-- START RECORDS PROVIDED --

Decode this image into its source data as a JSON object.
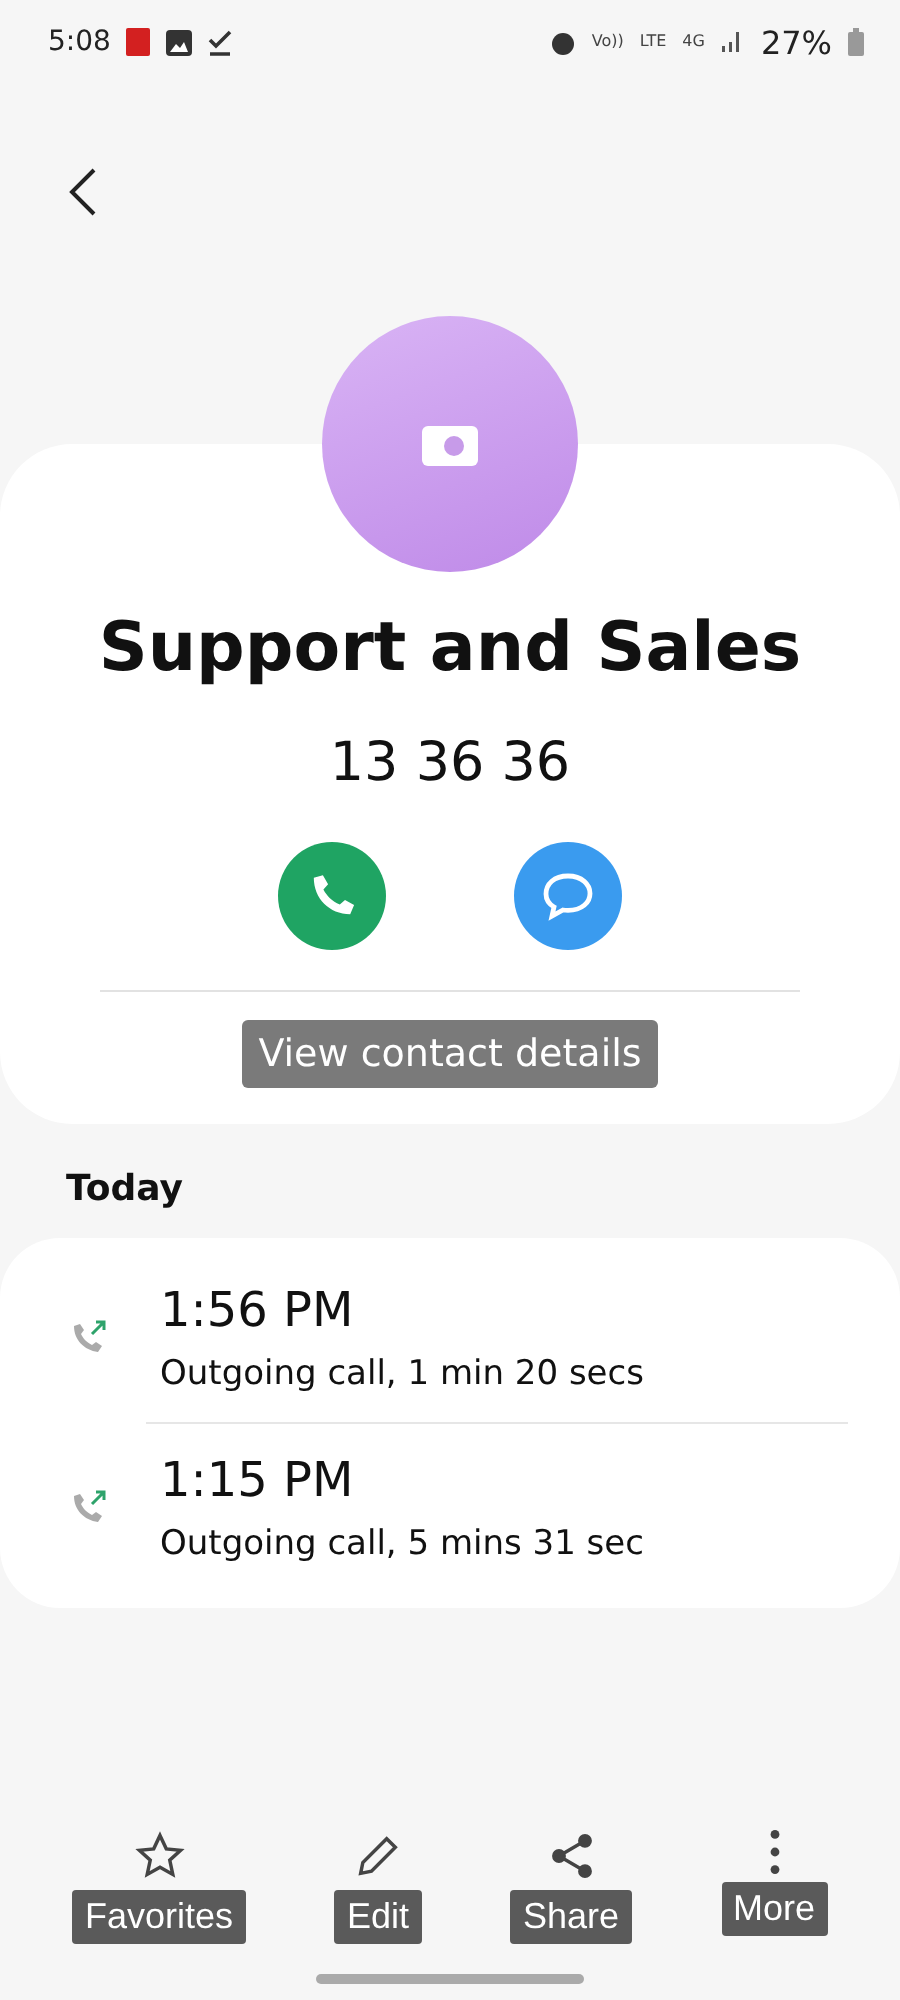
{
  "status_bar": {
    "time": "5:08",
    "network": [
      "Vo))",
      "LTE",
      "4G"
    ],
    "battery": "27%"
  },
  "contact": {
    "name": "Support and Sales",
    "number": "13 36 36",
    "details_link": "View contact details"
  },
  "history": {
    "heading": "Today",
    "calls": [
      {
        "kind": "outgoing",
        "time": "1:56 PM",
        "description": "Outgoing call, 1 min 20 secs"
      },
      {
        "kind": "outgoing",
        "time": "1:15 PM",
        "description": "Outgoing call, 5 mins 31 sec"
      }
    ]
  },
  "bottom_bar": [
    {
      "kind": "star",
      "label": "Favorites"
    },
    {
      "kind": "edit",
      "label": "Edit"
    },
    {
      "kind": "share",
      "label": "Share"
    },
    {
      "kind": "more",
      "label": "More"
    }
  ]
}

-- END RECORDS PROVIDED --

**REQUEST:** Output every entry exactly as given; pictures are not part of the copy.

**TASK OUTPUT:**
Decode this image into its source data as a JSON object.
{
  "status_bar": {
    "time": "5:08",
    "network": [
      "Vo))",
      "LTE",
      "4G"
    ],
    "battery": "27%"
  },
  "contact": {
    "name": "Support and Sales",
    "number": "13 36 36",
    "details_link": "View contact details"
  },
  "history": {
    "heading": "Today",
    "calls": [
      {
        "kind": "outgoing",
        "time": "1:56 PM",
        "description": "Outgoing call, 1 min 20 secs"
      },
      {
        "kind": "outgoing",
        "time": "1:15 PM",
        "description": "Outgoing call, 5 mins 31 sec"
      }
    ]
  },
  "bottom_bar": [
    {
      "kind": "star",
      "label": "Favorites"
    },
    {
      "kind": "edit",
      "label": "Edit"
    },
    {
      "kind": "share",
      "label": "Share"
    },
    {
      "kind": "more",
      "label": "More"
    }
  ]
}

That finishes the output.